— Begin Excerpted data —

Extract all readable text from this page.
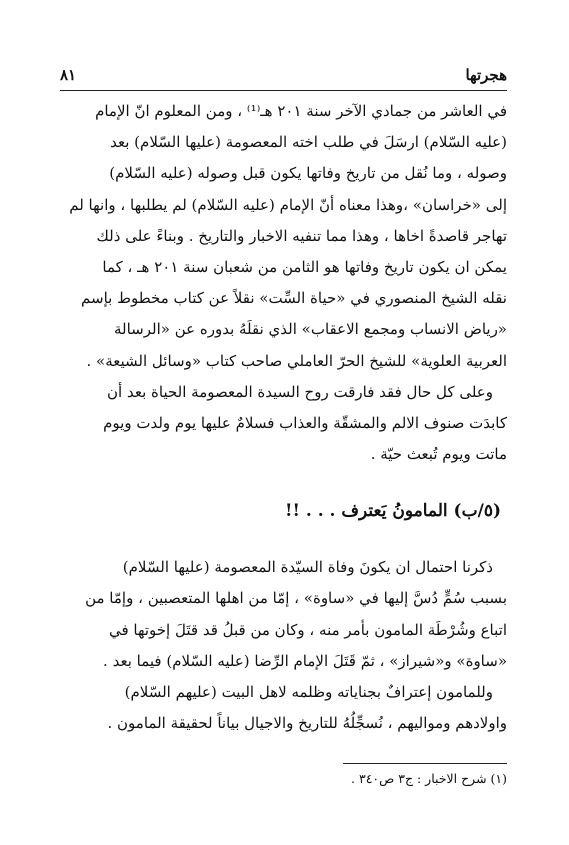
هجرتها
٨١
في العاشر من جمادي الآخر سنة ٢٠١ هـ⁽¹⁾ ، ومن المعلوم انّ الإمام
(عليه السّلام) ارسَلَ في طلب اخته المعصومة (عليها السّلام) بعد
وصوله ، وما نُقل من تاريخ وفاتها يكون قبل وصوله (عليه السّلام)
إلى «خراسان» ،وهذا معناه أنّ الإمام (عليه السّلام) لم يطلبها ، وانها لم
تهاجر قاصدةً اخاها ، وهذا مما تنفيه الاخبار والتاريخ . وبناءً على ذلك
يمكن ان يكون تاريخ وفاتها هو الثامن من شعبان سنة ٢٠١ هـ ، كما
نقله الشيخ المنصوري في «حياة السِّت» نقلاً عن كتاب مخطوط بإسم
«رياض الانساب ومجمع الاعقاب» الذي نقلَهُ بدوره عن «الرسالة
العربية العلوية» للشيخ الحرّ العاملي صاحب كتاب «وسائل الشيعة» .
وعلى كل حال فقد فارقت روح السيدة المعصومة الحياة بعد أن
كابدَت صنوف الالم والمشقّة والعذاب فسلامٌ عليها يوم ولدت ويوم
ماتت ويوم تُبعث حيّة .
(٥/ب) المامونُ يَعترف . . . !!
ذكرنا احتمال ان يكونَ وفاة السيّدة المعصومة (عليها السّلام)
بسبب سُمٍّ دُسَّ إليها في «ساوة» ، إمّا من اهلها المتعصبين ، وإمّا من
اتباع وشُرْطَة المامون بأمر منه ، وكان من قبلُ قد قتَلَ إخوتها في
«ساوة» و«شيراز» ، ثمّ قَتَلَ الإمام الرِّضا (عليه السّلام) فيما بعد .
وللمامون إعترافٌ بجناياته وظلمه لاهل البيت (عليهم السّلام)
واولادهم ومواليهم ، نُسجِّلُهُ للتاريخ والاجيال بياناً لحقيقة المامون .
(١) شرح الاخبار : ج٣ ص٣٤٠ .
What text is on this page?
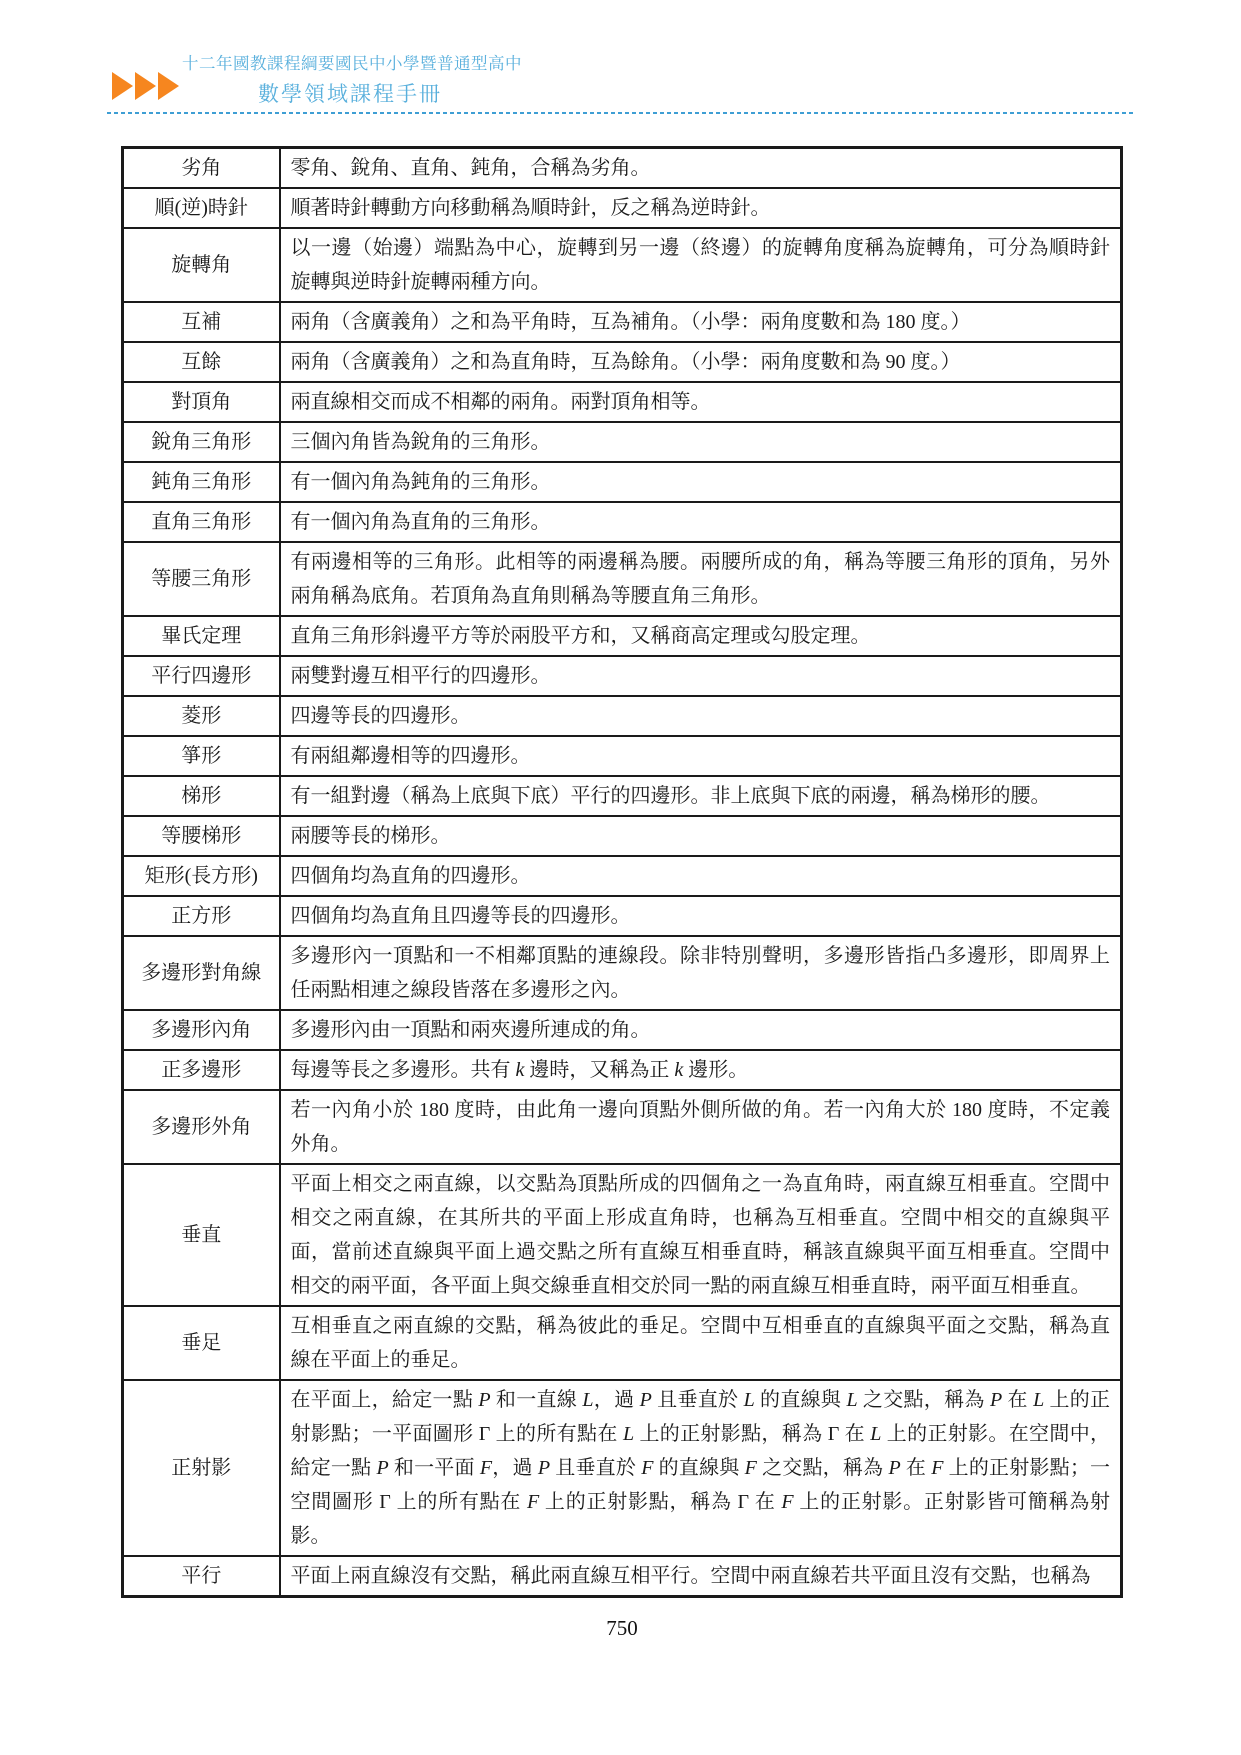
十二年國教課程綱要國民中小學暨普通型高中
數學領域課程手冊
劣角	零角、銳角、直角、鈍角，合稱為劣角。
順(逆)時針	順著時針轉動方向移動稱為順時針，反之稱為逆時針。
旋轉角	以一邊（始邊）端點為中心，旋轉到另一邊（終邊）的旋轉角度稱為旋轉角，可分為順時針旋轉與逆時針旋轉兩種方向。
互補	兩角（含廣義角）之和為平角時，互為補角。（小學：兩角度數和為 180 度。）
互餘	兩角（含廣義角）之和為直角時，互為餘角。（小學：兩角度數和為 90 度。）
對頂角	兩直線相交而成不相鄰的兩角。兩對頂角相等。
銳角三角形	三個內角皆為銳角的三角形。
鈍角三角形	有一個內角為鈍角的三角形。
直角三角形	有一個內角為直角的三角形。
等腰三角形	有兩邊相等的三角形。此相等的兩邊稱為腰。兩腰所成的角，稱為等腰三角形的頂角，另外兩角稱為底角。若頂角為直角則稱為等腰直角三角形。
畢氏定理	直角三角形斜邊平方等於兩股平方和，又稱商高定理或勾股定理。
平行四邊形	兩雙對邊互相平行的四邊形。
菱形	四邊等長的四邊形。
箏形	有兩組鄰邊相等的四邊形。
梯形	有一組對邊（稱為上底與下底）平行的四邊形。非上底與下底的兩邊，稱為梯形的腰。
等腰梯形	兩腰等長的梯形。
矩形(長方形)	四個角均為直角的四邊形。
正方形	四個角均為直角且四邊等長的四邊形。
多邊形對角線	多邊形內一頂點和一不相鄰頂點的連線段。除非特別聲明，多邊形皆指凸多邊形，即周界上任兩點相連之線段皆落在多邊形之內。
多邊形內角	多邊形內由一頂點和兩夾邊所連成的角。
正多邊形	每邊等長之多邊形。共有 k 邊時，又稱為正 k 邊形。
多邊形外角	若一內角小於 180 度時，由此角一邊向頂點外側所做的角。若一內角大於 180 度時，不定義外角。
垂直	平面上相交之兩直線，以交點為頂點所成的四個角之一為直角時，兩直線互相垂直。空間中相交之兩直線，在其所共的平面上形成直角時，也稱為互相垂直。空間中相交的直線與平面，當前述直線與平面上過交點之所有直線互相垂直時，稱該直線與平面互相垂直。空間中相交的兩平面，各平面上與交線垂直相交於同一點的兩直線互相垂直時，兩平面互相垂直。
垂足	互相垂直之兩直線的交點，稱為彼此的垂足。空間中互相垂直的直線與平面之交點，稱為直線在平面上的垂足。
正射影	在平面上，給定一點 P 和一直線 L，過 P 且垂直於 L 的直線與 L 之交點，稱為 P 在 L 上的正射影點；一平面圖形 Γ 上的所有點在 L 上的正射影點，稱為 Γ 在 L 上的正射影。在空間中，給定一點 P 和一平面 F，過 P 且垂直於 F 的直線與 F 之交點，稱為 P 在 F 上的正射影點；一空間圖形 Γ 上的所有點在 F 上的正射影點，稱為 Γ 在 F 上的正射影。正射影皆可簡稱為射影。
平行	平面上兩直線沒有交點，稱此兩直線互相平行。空間中兩直線若共平面且沒有交點，也稱為
750
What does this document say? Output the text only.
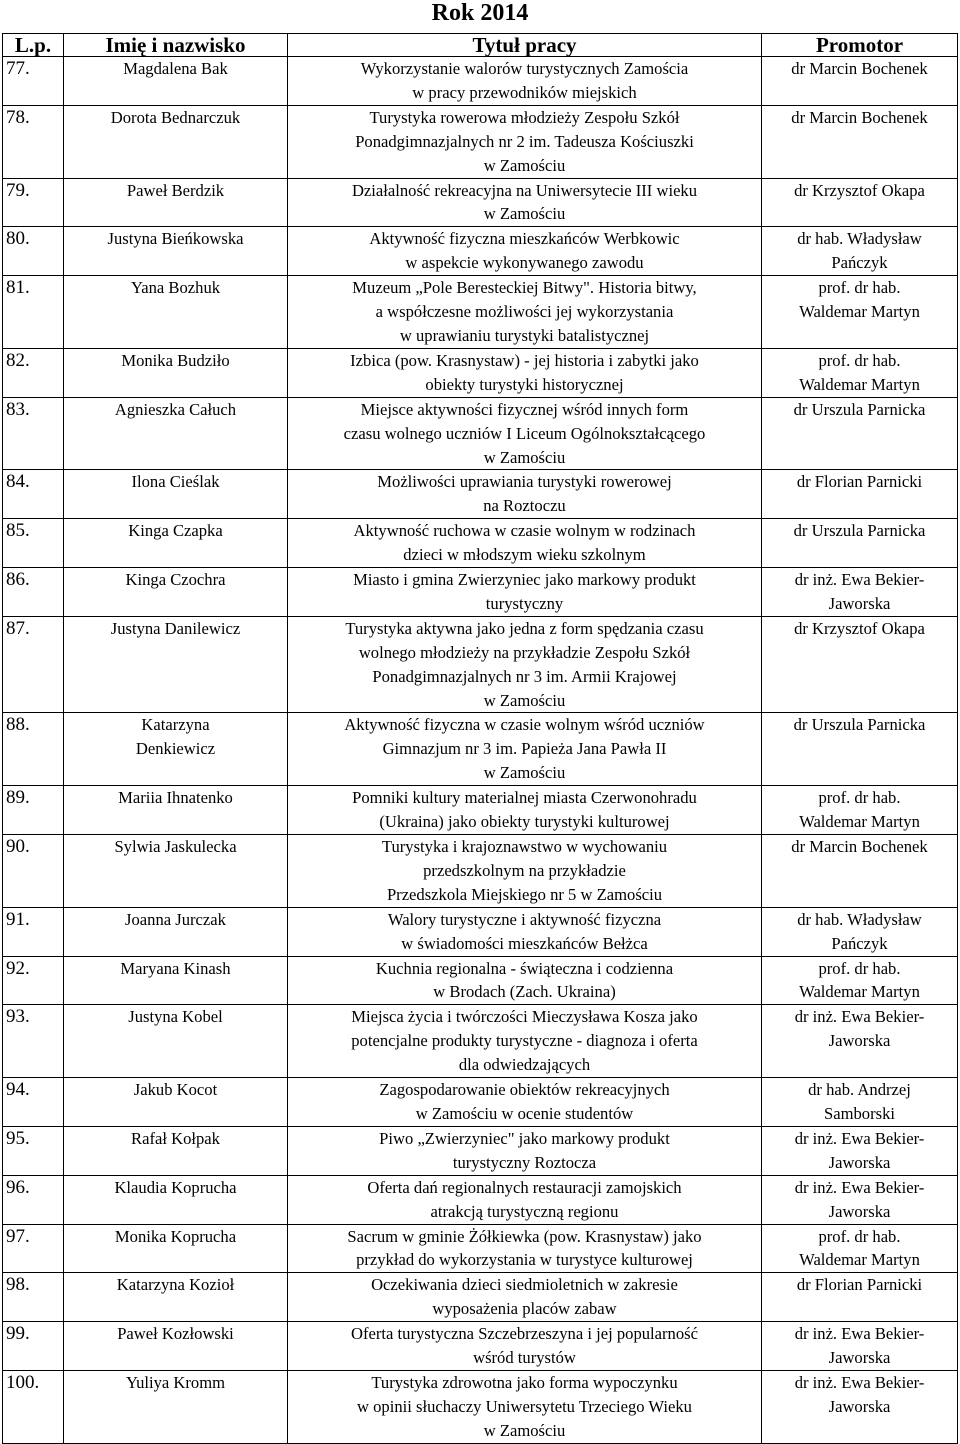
Rok 2014
L.p.	Imię i nazwisko	Tytuł pracy	Promotor
77.	Magdalena Bak	Wykorzystanie walorów turystycznych Zamościa
w pracy przewodników miejskich	dr Marcin Bochenek

78.	Dorota Bednarczuk	Turystyka rowerowa młodzieży Zespołu Szkół
Ponadgimnazjalnych nr 2 im. Tadeusza Kościuszki
w Zamościu	dr Marcin Bochenek

79.	Paweł Berdzik	Działalność rekreacyjna na Uniwersytecie III wieku
w Zamościu	dr Krzysztof Okapa

80.	Justyna Bieńkowska	Aktywność fizyczna mieszkańców Werbkowic
w aspekcie wykonywanego zawodu	dr hab. Władysław
Pańczyk

81.	Yana Bozhuk	Muzeum „Pole Beresteckiej Bitwy". Historia bitwy,
a współczesne możliwości jej wykorzystania
w uprawianiu turystyki batalistycznej	prof. dr hab.
Waldemar Martyn

82.	Monika Budziło	Izbica (pow. Krasnystaw) - jej historia i zabytki jako
obiekty turystyki historycznej	prof. dr hab.
Waldemar Martyn

83.	Agnieszka Całuch	Miejsce aktywności fizycznej wśród innych form
czasu wolnego uczniów I Liceum Ogólnokształcącego
w Zamościu	dr Urszula Parnicka

84.	Ilona Cieślak	Możliwości uprawiania turystyki rowerowej
na Roztoczu	dr Florian Parnicki

85.	Kinga Czapka	Aktywność ruchowa w czasie wolnym w rodzinach
dzieci w młodszym wieku szkolnym	dr Urszula Parnicka

86.	Kinga Czochra	Miasto i gmina Zwierzyniec jako markowy produkt
turystyczny	dr inż. Ewa Bekier-
Jaworska

87.	Justyna Danilewicz	Turystyka aktywna jako jedna z form spędzania czasu
wolnego młodzieży na przykładzie Zespołu Szkół
Ponadgimnazjalnych nr 3 im. Armii Krajowej
w Zamościu	dr Krzysztof Okapa

88.	Katarzyna
Denkiewicz	Aktywność fizyczna w czasie wolnym wśród uczniów
Gimnazjum nr 3 im. Papieża Jana Pawła II
w Zamościu	dr Urszula Parnicka

89.	Mariia Ihnatenko	Pomniki kultury materialnej miasta Czerwonohradu
(Ukraina) jako obiekty turystyki kulturowej	prof. dr hab.
Waldemar Martyn

90.	Sylwia Jaskulecka	Turystyka i krajoznawstwo w wychowaniu
przedszkolnym na przykładzie
Przedszkola Miejskiego nr 5 w Zamościu	dr Marcin Bochenek

91.	Joanna Jurczak	Walory turystyczne i aktywność fizyczna
w świadomości mieszkańców Bełżca	dr hab. Władysław
Pańczyk

92.	Maryana Kinash	Kuchnia regionalna - świąteczna i codzienna
w Brodach (Zach. Ukraina)	prof. dr hab.
Waldemar Martyn

93.	Justyna Kobel	Miejsca życia i twórczości Mieczysława Kosza jako
potencjalne produkty turystyczne - diagnoza i oferta
dla odwiedzających	dr inż. Ewa Bekier-
Jaworska

94.	Jakub Kocot	Zagospodarowanie obiektów rekreacyjnych
w Zamościu w ocenie studentów	dr hab. Andrzej
Samborski

95.	Rafał Kołpak	Piwo „Zwierzyniec" jako markowy produkt
turystyczny Roztocza	dr inż. Ewa Bekier-
Jaworska

96.	Klaudia Koprucha	Oferta dań regionalnych restauracji zamojskich
atrakcją turystyczną regionu	dr inż. Ewa Bekier-
Jaworska

97.	Monika Koprucha	Sacrum w gminie Żółkiewka (pow. Krasnystaw) jako
przykład do wykorzystania w turystyce kulturowej	prof. dr hab.
Waldemar Martyn

98.	Katarzyna Kozioł	Oczekiwania dzieci siedmioletnich w zakresie
wyposażenia placów zabaw	dr Florian Parnicki

99.	Paweł Kozłowski	Oferta turystyczna Szczebrzeszyna i jej popularność
wśród turystów	dr inż. Ewa Bekier-
Jaworska

100.	Yuliya Kromm	Turystyka zdrowotna jako forma wypoczynku
w opinii słuchaczy Uniwersytetu Trzeciego Wieku
w Zamościu	dr inż. Ewa Bekier-
Jaworska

— End Excerpted data —

Show every line from the entries above in which "يكون" appears.

وصوله ، وما نُقل من تاريخ وفاتها يكون قبل وصوله (عليه السّلام)
يمكن ان يكون تاريخ وفاتها هو الثامن من شعبان سنة ٢٠١ هـ ، كما
ذكرنا احتمال ان يكونَ وفاة السيّدة المعصومة (عليها السّلام)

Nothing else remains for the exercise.